§ Do this
Word for word, print each line of the listing below; pictures stay out.

## begin Records for this task

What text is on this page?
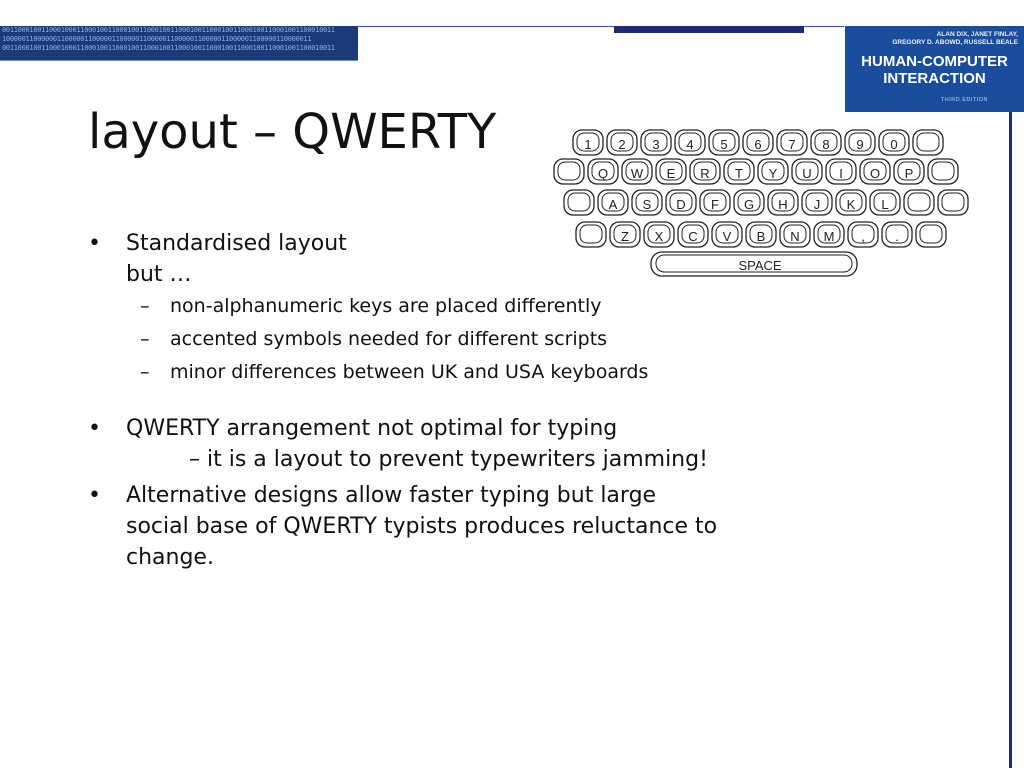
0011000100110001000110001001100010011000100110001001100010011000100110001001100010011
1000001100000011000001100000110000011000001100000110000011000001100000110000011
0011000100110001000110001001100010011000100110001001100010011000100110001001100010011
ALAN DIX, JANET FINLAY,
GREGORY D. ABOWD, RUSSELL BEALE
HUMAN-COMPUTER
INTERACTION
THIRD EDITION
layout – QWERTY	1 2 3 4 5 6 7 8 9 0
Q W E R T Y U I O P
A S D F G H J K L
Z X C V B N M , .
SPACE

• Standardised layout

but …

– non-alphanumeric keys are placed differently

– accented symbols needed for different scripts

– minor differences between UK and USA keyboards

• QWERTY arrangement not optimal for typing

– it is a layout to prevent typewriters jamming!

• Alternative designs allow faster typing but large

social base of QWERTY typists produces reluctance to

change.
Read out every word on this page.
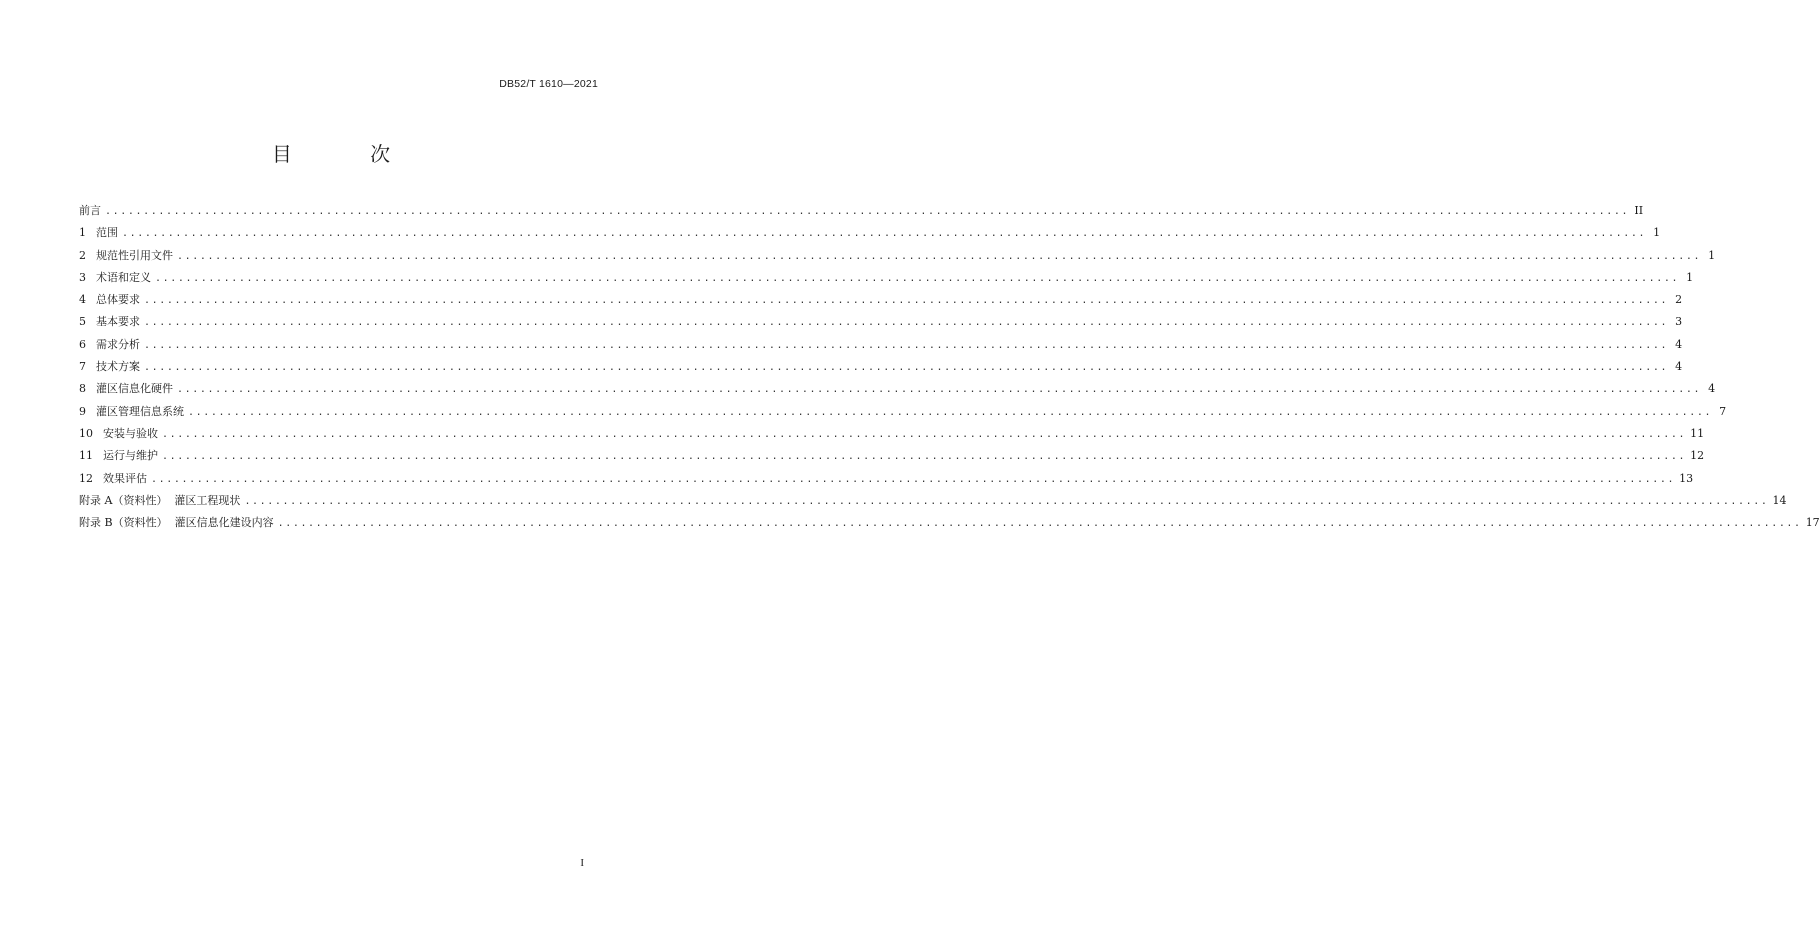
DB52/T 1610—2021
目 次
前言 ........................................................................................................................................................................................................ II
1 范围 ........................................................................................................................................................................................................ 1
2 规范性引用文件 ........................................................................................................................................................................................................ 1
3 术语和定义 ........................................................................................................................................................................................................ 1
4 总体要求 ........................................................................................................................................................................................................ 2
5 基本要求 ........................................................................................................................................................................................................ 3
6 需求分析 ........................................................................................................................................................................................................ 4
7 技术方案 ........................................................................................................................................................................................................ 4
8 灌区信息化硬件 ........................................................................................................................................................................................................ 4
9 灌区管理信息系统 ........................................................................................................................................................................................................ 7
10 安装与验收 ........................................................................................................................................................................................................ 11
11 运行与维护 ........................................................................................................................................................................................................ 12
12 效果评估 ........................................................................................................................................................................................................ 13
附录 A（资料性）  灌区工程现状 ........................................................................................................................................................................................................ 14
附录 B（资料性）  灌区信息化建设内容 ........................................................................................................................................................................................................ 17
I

## end Records for this task

§ Answer to the exercise
What text is on this page?
0011000100110001000110001001100010011000100110001001100010011000100110001001100010011
1000001100000011000001100000110000011000001100000110000011000001100000110000011
0011000100110001000110001001100010011000100110001001100010011000100110001001100010011
ALAN DIX, JANET FINLAY,
GREGORY D. ABOWD, RUSSELL BEALE
HUMAN-COMPUTER
INTERACTION
THIRD EDITION
layout – QWERTY	1 2 3 4 5 6 7 8 9 0
Q W E R T Y U I O P
A S D F G H J K L
Z X C V B N M , .
SPACE

• Standardised layout

but …

– non-alphanumeric keys are placed differently

– accented symbols needed for different scripts

– minor differences between UK and USA keyboards

• QWERTY arrangement not optimal for typing

– it is a layout to prevent typewriters jamming!

• Alternative designs allow faster typing but large

social base of QWERTY typists produces reluctance to

change.
Read out every word on this page.
DB52/T 1610—2021
目 次
前言 ........................................................................................................................................................................................................ II
1 范围 ........................................................................................................................................................................................................ 1
2 规范性引用文件 ........................................................................................................................................................................................................ 1
3 术语和定义 ........................................................................................................................................................................................................ 1
4 总体要求 ........................................................................................................................................................................................................ 2
5 基本要求 ........................................................................................................................................................................................................ 3
6 需求分析 ........................................................................................................................................................................................................ 4
7 技术方案 ........................................................................................................................................................................................................ 4
8 灌区信息化硬件 ........................................................................................................................................................................................................ 4
9 灌区管理信息系统 ........................................................................................................................................................................................................ 7
10 安装与验收 ........................................................................................................................................................................................................ 11
11 运行与维护 ........................................................................................................................................................................................................ 12
12 效果评估 ........................................................................................................................................................................................................ 13
附录 A（资料性）  灌区工程现状 ........................................................................................................................................................................................................ 14
附录 B（资料性）  灌区信息化建设内容 ........................................................................................................................................................................................................ 17
I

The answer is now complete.